Omit every picture and output the rest of the records exactly as they are.

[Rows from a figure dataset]
++++

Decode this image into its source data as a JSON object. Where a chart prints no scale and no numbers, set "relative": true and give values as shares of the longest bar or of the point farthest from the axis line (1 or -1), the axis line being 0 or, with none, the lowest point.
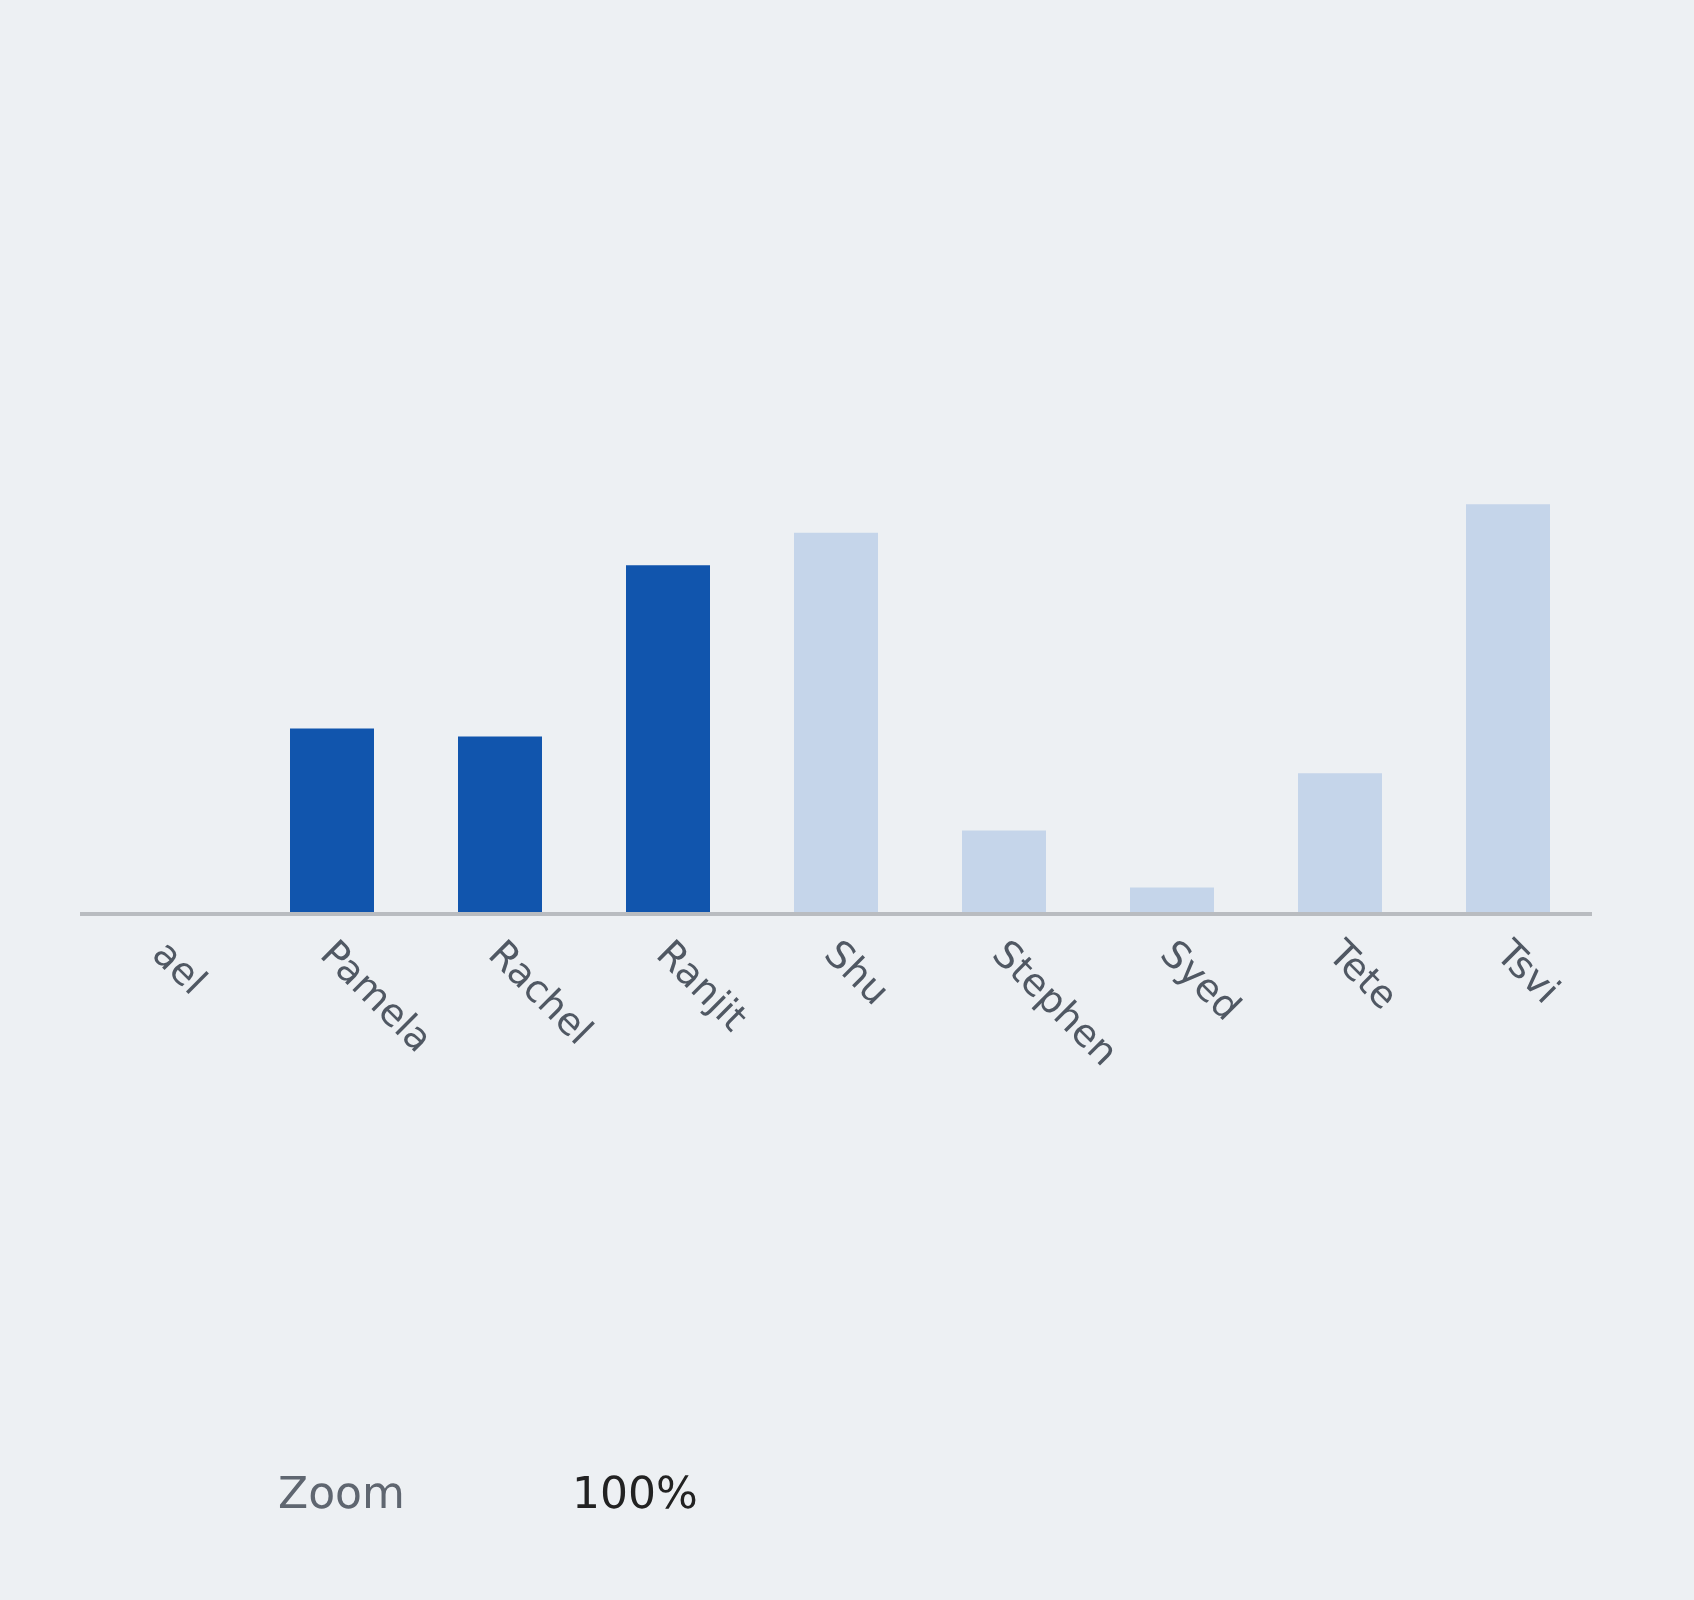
{
  "chart_data": {
    "type": "bar",
    "relative": true,
    "categories": [
      "ael",
      "Pamela",
      "Rachel",
      "Ranjit",
      "Shu",
      "Stephen",
      "Syed",
      "Tete",
      "Tsvi"
    ],
    "values": [
      null,
      0.45,
      0.43,
      0.85,
      0.93,
      0.2,
      0.06,
      0.34,
      1
    ],
    "colors": [
      "#1155ad",
      "#1155ad",
      "#1155ad",
      "#1155ad",
      "#c5d5ea",
      "#c5d5ea",
      "#c5d5ea",
      "#c5d5ea",
      "#c5d5ea"
    ],
    "annotations": [
      "Zoom",
      "100%"
    ]
  }
}
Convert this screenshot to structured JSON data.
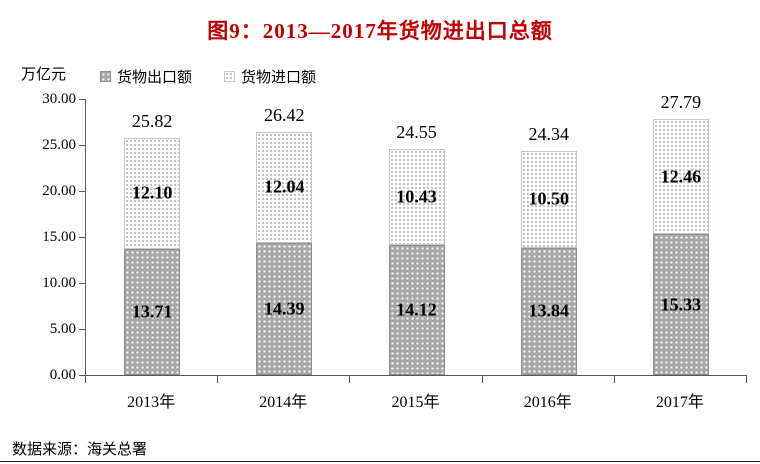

++++

▶ [SOLUTION FOR THIS PROBLEM]
Decode this image into its source data as a JSON object. Where a chart prints no scale and no numbers, set "relative": true and give values as shares of the longest bar or of the point farthest from the axis line (1 or -1), the axis line being 0 or, with none, the lowest point.
{
  "chart_data": {
    "type": "bar",
    "relative": true,
    "categories": [
      "ael",
      "Pamela",
      "Rachel",
      "Ranjit",
      "Shu",
      "Stephen",
      "Syed",
      "Tete",
      "Tsvi"
    ],
    "values": [
      null,
      0.45,
      0.43,
      0.85,
      0.93,
      0.2,
      0.06,
      0.34,
      1
    ],
    "colors": [
      "#1155ad",
      "#1155ad",
      "#1155ad",
      "#1155ad",
      "#c5d5ea",
      "#c5d5ea",
      "#c5d5ea",
      "#c5d5ea",
      "#c5d5ea"
    ],
    "annotations": [
      "Zoom",
      "100%"
    ]
  }
}
Convert this screenshot to structured JSON data.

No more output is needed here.